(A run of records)

##########

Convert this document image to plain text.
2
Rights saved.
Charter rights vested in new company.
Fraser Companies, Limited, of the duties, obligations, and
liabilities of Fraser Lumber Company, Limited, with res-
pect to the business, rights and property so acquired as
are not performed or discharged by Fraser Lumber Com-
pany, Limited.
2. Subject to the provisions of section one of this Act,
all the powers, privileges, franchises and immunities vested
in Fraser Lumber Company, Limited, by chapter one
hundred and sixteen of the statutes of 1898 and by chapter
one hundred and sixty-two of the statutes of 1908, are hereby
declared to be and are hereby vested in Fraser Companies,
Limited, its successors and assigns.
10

##########

§ Task requirements
Exact output of every entry is required.

§ Solved exercise
Convert this document image to plain text.
2
Rights saved.
Charter rights vested in new company.
Fraser Companies, Limited, of the duties, obligations, and
liabilities of Fraser Lumber Company, Limited, with res-
pect to the business, rights and property so acquired as
are not performed or discharged by Fraser Lumber Com-
pany, Limited.
2. Subject to the provisions of section one of this Act,
all the powers, privileges, franchises and immunities vested
in Fraser Lumber Company, Limited, by chapter one
hundred and sixteen of the statutes of 1898 and by chapter
one hundred and sixty-two of the statutes of 1908, are hereby
declared to be and are hereby vested in Fraser Companies,
Limited, its successors and assigns.
10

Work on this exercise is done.